Problem to solve: Report the number of lines that hold the string "label". Leave out any other text.

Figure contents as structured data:
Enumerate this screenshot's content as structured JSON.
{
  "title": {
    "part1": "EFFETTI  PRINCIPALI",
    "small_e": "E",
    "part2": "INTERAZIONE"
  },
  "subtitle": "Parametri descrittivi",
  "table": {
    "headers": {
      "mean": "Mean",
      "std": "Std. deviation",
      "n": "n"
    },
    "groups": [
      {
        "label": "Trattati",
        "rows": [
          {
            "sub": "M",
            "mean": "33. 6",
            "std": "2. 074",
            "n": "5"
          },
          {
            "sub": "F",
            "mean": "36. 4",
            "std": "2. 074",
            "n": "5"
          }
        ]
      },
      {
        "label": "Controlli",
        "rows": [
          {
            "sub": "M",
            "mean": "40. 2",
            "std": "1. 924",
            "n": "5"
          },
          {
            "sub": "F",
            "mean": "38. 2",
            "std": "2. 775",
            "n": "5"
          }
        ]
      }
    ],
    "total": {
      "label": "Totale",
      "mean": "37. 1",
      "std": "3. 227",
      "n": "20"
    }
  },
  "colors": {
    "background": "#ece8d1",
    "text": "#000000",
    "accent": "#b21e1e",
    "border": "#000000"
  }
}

Answer below: 3